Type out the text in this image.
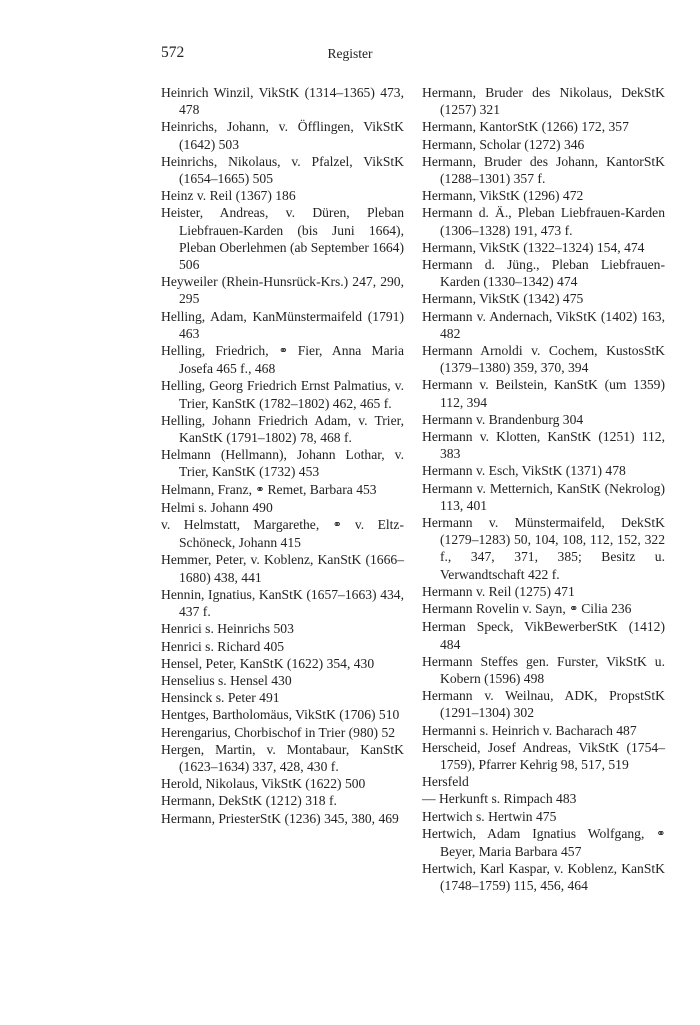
572	Register

Heinrich Winzil, VikStK (1314–1365) 473, 478

Heinrichs, Johann, v. Öfflingen, VikStK (1642) 503

Heinrichs, Nikolaus, v. Pfalzel, VikStK (1654–1665) 505

Heinz v. Reil (1367) 186

Heister, Andreas, v. Düren, Pleban Liebfrauen-Karden (bis Juni 1664), Pleban Oberlehmen (ab September 1664) 506

Heyweiler (Rhein-Hunsrück-Krs.) 247, 290, 295

Helling, Adam, KanMünstermaifeld (1791) 463

Helling, Friedrich, ⚭ Fier, Anna Maria Josefa 465 f., 468

Helling, Georg Friedrich Ernst Palmatius, v. Trier, KanStK (1782–1802) 462, 465 f.

Helling, Johann Friedrich Adam, v. Trier, KanStK (1791–1802) 78, 468 f.

Helmann (Hellmann), Johann Lothar, v. Trier, KanStK (1732) 453

Helmann, Franz, ⚭ Remet, Barbara 453

Helmi s. Johann 490

v. Helmstatt, Margarethe, ⚭ v. Eltz-Schöneck, Johann 415

Hemmer, Peter, v. Koblenz, KanStK (1666–1680) 438, 441

Hennin, Ignatius, KanStK (1657–1663) 434, 437 f.

Henrici s. Heinrichs 503

Henrici s. Richard 405

Hensel, Peter, KanStK (1622) 354, 430

Henselius s. Hensel 430

Hensinck s. Peter 491

Hentges, Bartholomäus, VikStK (1706) 510

Herengarius, Chorbischof in Trier (980) 52

Hergen, Martin, v. Montabaur, KanStK (1623–1634) 337, 428, 430 f.

Herold, Nikolaus, VikStK (1622) 500

Hermann, DekStK (1212) 318 f.

Hermann, PriesterStK (1236) 345, 380, 469

Hermann, Bruder des Nikolaus, DekStK (1257) 321

Hermann, KantorStK (1266) 172, 357

Hermann, Scholar (1272) 346

Hermann, Bruder des Johann, KantorStK (1288–1301) 357 f.

Hermann, VikStK (1296) 472

Hermann d. Ä., Pleban Liebfrauen-Karden (1306–1328) 191, 473 f.

Hermann, VikStK (1322–1324) 154, 474

Hermann d. Jüng., Pleban Liebfrauen-Karden (1330–1342) 474

Hermann, VikStK (1342) 475

Hermann v. Andernach, VikStK (1402) 163, 482

Hermann Arnoldi v. Cochem, KustosStK (1379–1380) 359, 370, 394

Hermann v. Beilstein, KanStK (um 1359) 112, 394

Hermann v. Brandenburg 304

Hermann v. Klotten, KanStK (1251) 112, 383

Hermann v. Esch, VikStK (1371) 478

Hermann v. Metternich, KanStK (Nekrolog) 113, 401

Hermann v. Münstermaifeld, DekStK (1279–1283) 50, 104, 108, 112, 152, 322 f., 347, 371, 385; Besitz u. Verwandtschaft 422 f.

Hermann v. Reil (1275) 471

Hermann Rovelin v. Sayn, ⚭ Cilia 236

Herman Speck, VikBewerberStK (1412) 484

Hermann Steffes gen. Furster, VikStK u. Kobern (1596) 498

Hermann v. Weilnau, ADK, PropstStK (1291–1304) 302

Hermanni s. Heinrich v. Bacharach 487

Herscheid, Josef Andreas, VikStK (1754–1759), Pfarrer Kehrig 98, 517, 519

Hersfeld

— Herkunft s. Rimpach 483

Hertwich s. Hertwin 475

Hertwich, Adam Ignatius Wolfgang, ⚭ Beyer, Maria Barbara 457

Hertwich, Karl Kaspar, v. Koblenz, KanStK (1748–1759) 115, 456, 464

_Problem to solve:_ Excluding the pictures, restate the records above word for word.

_Task solution:_
Type out the text in this image.
572	Register

Heinrich Winzil, VikStK (1314–1365) 473, 478

Heinrichs, Johann, v. Öfflingen, VikStK (1642) 503

Heinrichs, Nikolaus, v. Pfalzel, VikStK (1654–1665) 505

Heinz v. Reil (1367) 186

Heister, Andreas, v. Düren, Pleban Liebfrauen-Karden (bis Juni 1664), Pleban Oberlehmen (ab September 1664) 506

Heyweiler (Rhein-Hunsrück-Krs.) 247, 290, 295

Helling, Adam, KanMünstermaifeld (1791) 463

Helling, Friedrich, ⚭ Fier, Anna Maria Josefa 465 f., 468

Helling, Georg Friedrich Ernst Palmatius, v. Trier, KanStK (1782–1802) 462, 465 f.

Helling, Johann Friedrich Adam, v. Trier, KanStK (1791–1802) 78, 468 f.

Helmann (Hellmann), Johann Lothar, v. Trier, KanStK (1732) 453

Helmann, Franz, ⚭ Remet, Barbara 453

Helmi s. Johann 490

v. Helmstatt, Margarethe, ⚭ v. Eltz-Schöneck, Johann 415

Hemmer, Peter, v. Koblenz, KanStK (1666–1680) 438, 441

Hennin, Ignatius, KanStK (1657–1663) 434, 437 f.

Henrici s. Heinrichs 503

Henrici s. Richard 405

Hensel, Peter, KanStK (1622) 354, 430

Henselius s. Hensel 430

Hensinck s. Peter 491

Hentges, Bartholomäus, VikStK (1706) 510

Herengarius, Chorbischof in Trier (980) 52

Hergen, Martin, v. Montabaur, KanStK (1623–1634) 337, 428, 430 f.

Herold, Nikolaus, VikStK (1622) 500

Hermann, DekStK (1212) 318 f.

Hermann, PriesterStK (1236) 345, 380, 469

Hermann, Bruder des Nikolaus, DekStK (1257) 321

Hermann, KantorStK (1266) 172, 357

Hermann, Scholar (1272) 346

Hermann, Bruder des Johann, KantorStK (1288–1301) 357 f.

Hermann, VikStK (1296) 472

Hermann d. Ä., Pleban Liebfrauen-Karden (1306–1328) 191, 473 f.

Hermann, VikStK (1322–1324) 154, 474

Hermann d. Jüng., Pleban Liebfrauen-Karden (1330–1342) 474

Hermann, VikStK (1342) 475

Hermann v. Andernach, VikStK (1402) 163, 482

Hermann Arnoldi v. Cochem, KustosStK (1379–1380) 359, 370, 394

Hermann v. Beilstein, KanStK (um 1359) 112, 394

Hermann v. Brandenburg 304

Hermann v. Klotten, KanStK (1251) 112, 383

Hermann v. Esch, VikStK (1371) 478

Hermann v. Metternich, KanStK (Nekrolog) 113, 401

Hermann v. Münstermaifeld, DekStK (1279–1283) 50, 104, 108, 112, 152, 322 f., 347, 371, 385; Besitz u. Verwandtschaft 422 f.

Hermann v. Reil (1275) 471

Hermann Rovelin v. Sayn, ⚭ Cilia 236

Herman Speck, VikBewerberStK (1412) 484

Hermann Steffes gen. Furster, VikStK u. Kobern (1596) 498

Hermann v. Weilnau, ADK, PropstStK (1291–1304) 302

Hermanni s. Heinrich v. Bacharach 487

Herscheid, Josef Andreas, VikStK (1754–1759), Pfarrer Kehrig 98, 517, 519

Hersfeld

— Herkunft s. Rimpach 483

Hertwich s. Hertwin 475

Hertwich, Adam Ignatius Wolfgang, ⚭ Beyer, Maria Barbara 457

Hertwich, Karl Kaspar, v. Koblenz, KanStK (1748–1759) 115, 456, 464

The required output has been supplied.